TASK PROMPT: Report the count of lines containing the word "разъемы" in the entries below, and nothing more.

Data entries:
>> Begin
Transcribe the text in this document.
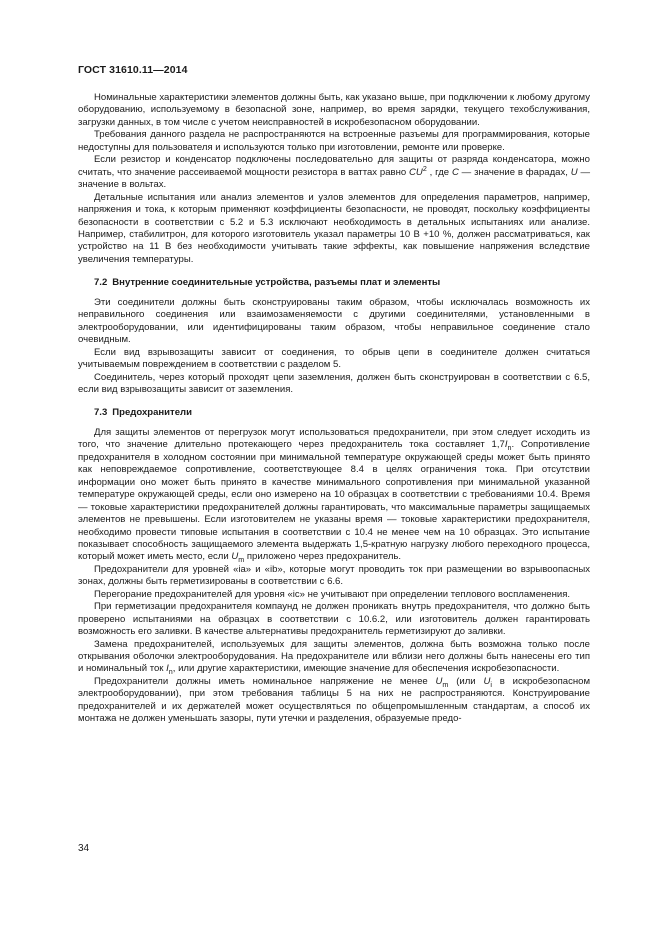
ГОСТ 31610.11—2014

Номинальные характеристики элементов должны быть, как указано выше, при подключении к любому другому оборудованию, используемому в безопасной зоне, например, во время зарядки, текущего техобслуживания, загрузки данных, в том числе с учетом неисправностей в искробезопасном оборудовании.

Требования данного раздела не распространяются на встроенные разъемы для программирования, которые недоступны для пользователя и используются только при изготовлении, ремонте или проверке.

Если резистор и конденсатор подключены последовательно для защиты от разряда конденсатора, можно считать, что значение рассеиваемой мощности резистора в ваттах равно $CU^2$ , где C — значение в фарадах, U — значение в вольтах.

Детальные испытания или анализ элементов и узлов элементов для определения параметров, например, напряжения и тока, к которым применяют коэффициенты безопасности, не проводят, поскольку коэффициенты безопасности в соответствии с 5.2 и 5.3 исключают необходимость в детальных испытаниях или анализе. Например, стабилитрон, для которого изготовитель указал параметры 10 В +10 %, должен рассматриваться, как устройство на 11 В без необходимости учитывать такие эффекты, как повышение напряжения вследствие увеличения температуры.

7.2 Внутренние соединительные устройства, разъемы плат и элементы

Эти соединители должны быть сконструированы таким образом, чтобы исключалась возможность их неправильного соединения или взаимозаменяемости с другими соединителями, установленными в электрооборудовании, или идентифицированы таким образом, чтобы неправильное соединение стало очевидным.

Если вид взрывозащиты зависит от соединения, то обрыв цепи в соединителе должен считаться учитываемым повреждением в соответствии с разделом 5.

Соединитель, через который проходят цепи заземления, должен быть сконструирован в соответствии с 6.5, если вид взрывозащиты зависит от заземления.

7.3 Предохранители

Для защиты элементов от перегрузок могут использоваться предохранители, при этом следует исходить из того, что значение длительно протекающего через предохранитель тока составляет $1,7I_n$. Сопротивление предохранителя в холодном состоянии при минимальной температуре окружающей среды может быть принято как неповреждаемое сопротивление, соответствующее 8.4 в целях ограничения тока. При отсутствии информации оно может быть принято в качестве минимального сопротивления при минимальной указанной температуре окружающей среды, если оно измерено на 10 образцах в соответствии с требованиями 10.4. Время — токовые характеристики предохранителей должны гарантировать, что максимальные параметры защищаемых элементов не превышены. Если изготовителем не указаны время — токовые характеристики предохранителя, необходимо провести типовые испытания в соответствии с 10.4 не менее чем на 10 образцах. Это испытание показывает способность защищаемого элемента выдержать 1,5-кратную нагрузку любого переходного процесса, который может иметь место, если $U_m$ приложено через предохранитель.

Предохранители для уровней «ia» и «ib», которые могут проводить ток при размещении во взрывоопасных зонах, должны быть герметизированы в соответствии с 6.6.

Перегорание предохранителей для уровня «ic» не учитывают при определении теплового воспламенения.

При герметизации предохранителя компаунд не должен проникать внутрь предохранителя, что должно быть проверено испытаниями на образцах в соответствии с 10.6.2, или изготовитель должен гарантировать возможность его заливки. В качестве альтернативы предохранитель герметизируют до заливки.

Замена предохранителей, используемых для защиты элементов, должна быть возможна только после открывания оболочки электрооборудования. На предохранителе или вблизи него должны быть нанесены его тип и номинальный ток $I_n$, или другие характеристики, имеющие значение для обеспечения искробезопасности.

Предохранители должны иметь номинальное напряжение не менее $U_m$ (или $U_i$ в искробезопасном электрооборудовании), при этом требования таблицы 5 на них не распространяются. Конструирование предохранителей и их держателей может осуществляться по общепромышленным стандартам, а способ их монтажа не должен уменьшать зазоры, пути утечки и разделения, образуемые предо-

34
>> End
ANSWER TO THIS TASK: 2